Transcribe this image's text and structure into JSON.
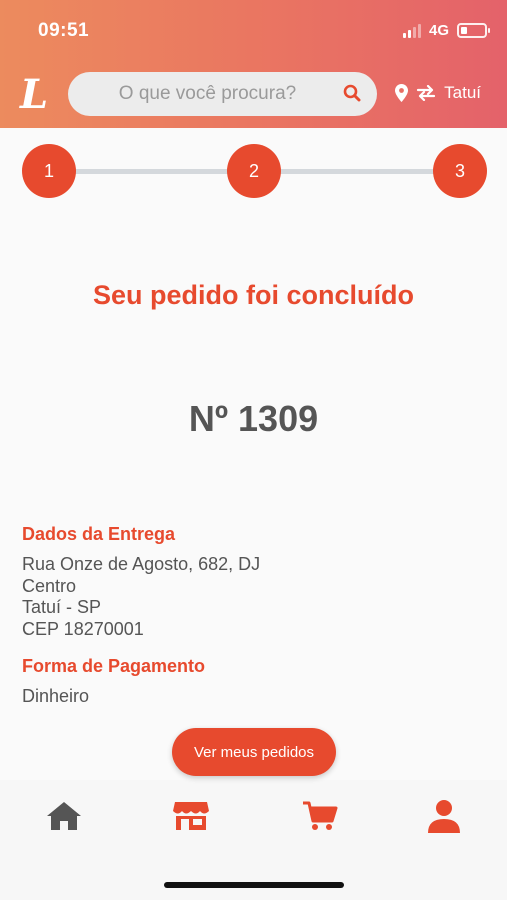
{
  "status": {
    "time": "09:51",
    "network": "4G"
  },
  "header": {
    "logo": "L",
    "search_placeholder": "O que você procura?",
    "location": "Tatuí"
  },
  "stepper": {
    "steps": [
      "1",
      "2",
      "3"
    ]
  },
  "main": {
    "title": "Seu pedido foi concluído",
    "order_number": "Nº 1309"
  },
  "delivery": {
    "heading": "Dados da Entrega",
    "address_line1": "Rua Onze de Agosto, 682, DJ",
    "address_line2": "Centro",
    "address_line3": "Tatuí - SP",
    "address_line4": "CEP 18270001"
  },
  "payment": {
    "heading": "Forma de Pagamento",
    "method": "Dinheiro"
  },
  "actions": {
    "view_orders": "Ver meus pedidos"
  },
  "tabbar": {
    "icons": [
      "home-icon",
      "store-icon",
      "cart-icon",
      "user-icon"
    ]
  },
  "colors": {
    "accent": "#e74a2e",
    "header_start": "#ec8b5e",
    "header_end": "#e4626a",
    "tab_home": "#555555"
  }
}
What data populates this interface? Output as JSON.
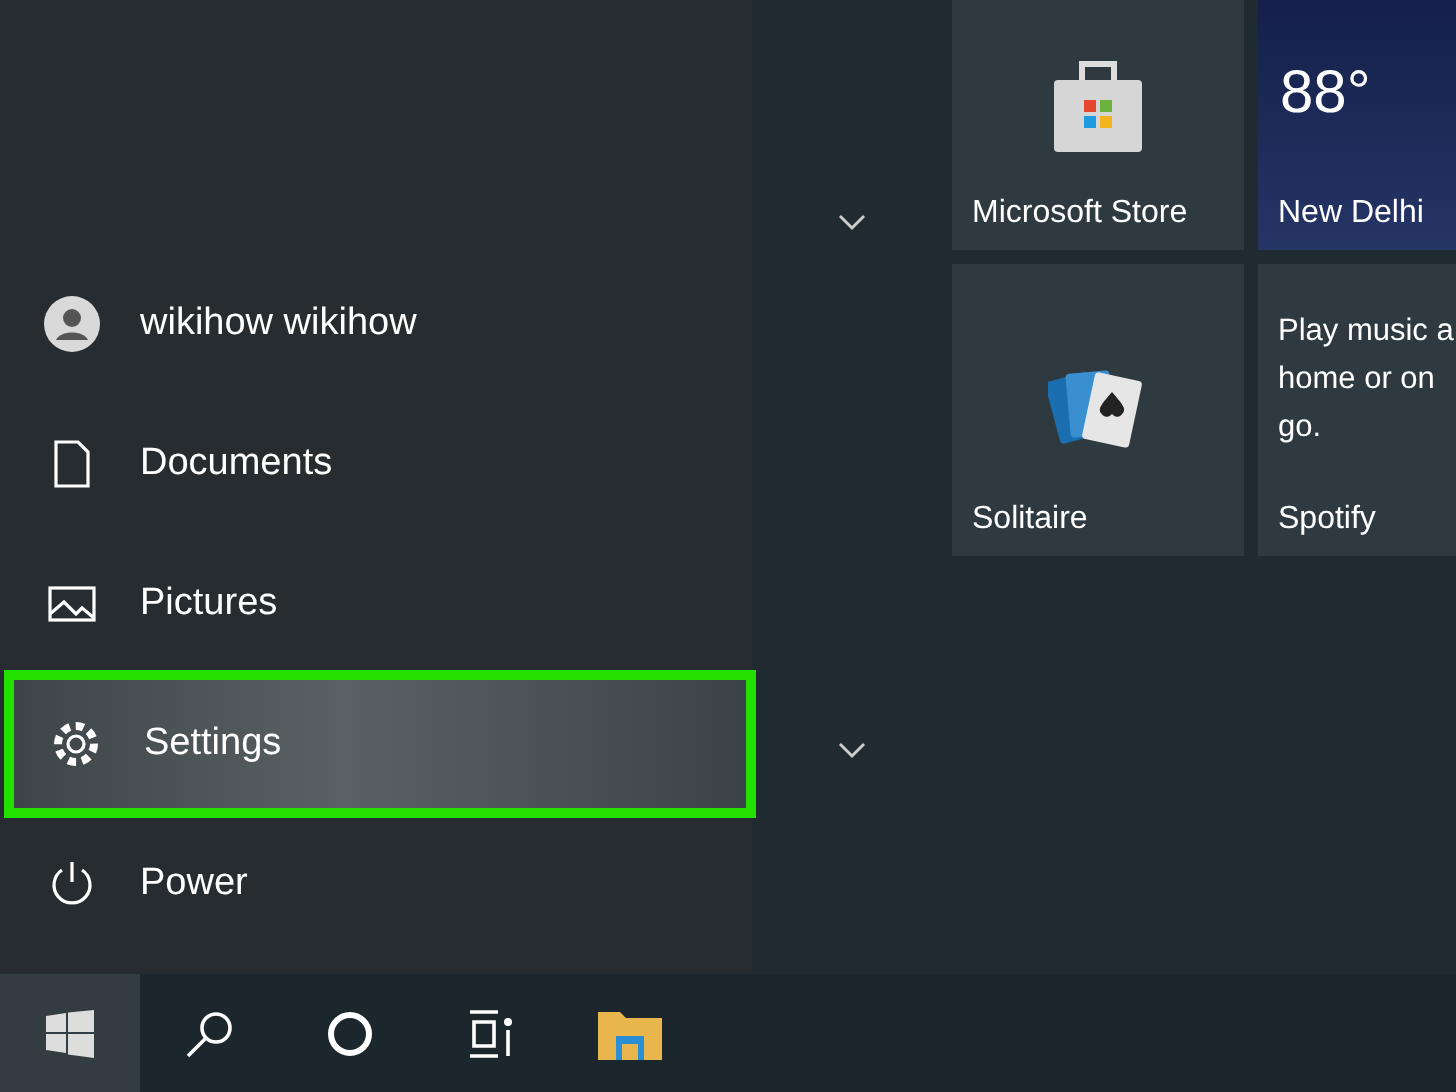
{
  "menu_items": [
    {
      "kind": "user",
      "label": "wikihow wikihow",
      "selected": false
    },
    {
      "kind": "documents",
      "label": "Documents",
      "selected": false
    },
    {
      "kind": "pictures",
      "label": "Pictures",
      "selected": false
    },
    {
      "kind": "settings",
      "label": "Settings",
      "selected": true
    },
    {
      "kind": "power",
      "label": "Power",
      "selected": false
    }
  ],
  "groups": [
    {
      "expanded": false
    },
    {
      "expanded": false
    }
  ],
  "tiles": [
    {
      "kind": "store",
      "label": "Microsoft Store"
    },
    {
      "kind": "weather",
      "label": "New Delhi",
      "temperature": "88°"
    },
    {
      "kind": "solitaire",
      "label": "Solitaire"
    },
    {
      "kind": "spotify",
      "label": "Spotify",
      "lines": [
        "Play music a",
        "home or on",
        "go."
      ]
    }
  ],
  "taskbar": [
    {
      "kind": "start",
      "selected": true
    },
    {
      "kind": "search",
      "selected": false
    },
    {
      "kind": "cortana",
      "selected": false
    },
    {
      "kind": "taskview",
      "selected": false
    },
    {
      "kind": "explorer",
      "selected": false
    }
  ]
}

= = = =

Problem requirements: Output, exactly, all the records above; include no pictures.

Expected answer:
Transcribe this image's text and structure into JSON.
{
  "status": {
    "time": "09:51",
    "network": "4G"
  },
  "header": {
    "logo": "L",
    "search_placeholder": "O que você procura?",
    "location": "Tatuí"
  },
  "stepper": {
    "steps": [
      "1",
      "2",
      "3"
    ]
  },
  "main": {
    "title": "Seu pedido foi concluído",
    "order_number": "Nº 1309"
  },
  "delivery": {
    "heading": "Dados da Entrega",
    "address_line1": "Rua Onze de Agosto, 682, DJ",
    "address_line2": "Centro",
    "address_line3": "Tatuí - SP",
    "address_line4": "CEP 18270001"
  },
  "payment": {
    "heading": "Forma de Pagamento",
    "method": "Dinheiro"
  },
  "actions": {
    "view_orders": "Ver meus pedidos"
  },
  "tabbar": {
    "icons": [
      "home-icon",
      "store-icon",
      "cart-icon",
      "user-icon"
    ]
  },
  "colors": {
    "accent": "#e74a2e",
    "header_start": "#ec8b5e",
    "header_end": "#e4626a",
    "tab_home": "#555555"
  }
}
What data populates this interface? Output as JSON.
{
  "menu_items": [
    {
      "kind": "user",
      "label": "wikihow wikihow",
      "selected": false
    },
    {
      "kind": "documents",
      "label": "Documents",
      "selected": false
    },
    {
      "kind": "pictures",
      "label": "Pictures",
      "selected": false
    },
    {
      "kind": "settings",
      "label": "Settings",
      "selected": true
    },
    {
      "kind": "power",
      "label": "Power",
      "selected": false
    }
  ],
  "groups": [
    {
      "expanded": false
    },
    {
      "expanded": false
    }
  ],
  "tiles": [
    {
      "kind": "store",
      "label": "Microsoft Store"
    },
    {
      "kind": "weather",
      "label": "New Delhi",
      "temperature": "88°"
    },
    {
      "kind": "solitaire",
      "label": "Solitaire"
    },
    {
      "kind": "spotify",
      "label": "Spotify",
      "lines": [
        "Play music a",
        "home or on",
        "go."
      ]
    }
  ],
  "taskbar": [
    {
      "kind": "start",
      "selected": true
    },
    {
      "kind": "search",
      "selected": false
    },
    {
      "kind": "cortana",
      "selected": false
    },
    {
      "kind": "taskview",
      "selected": false
    },
    {
      "kind": "explorer",
      "selected": false
    }
  ]
}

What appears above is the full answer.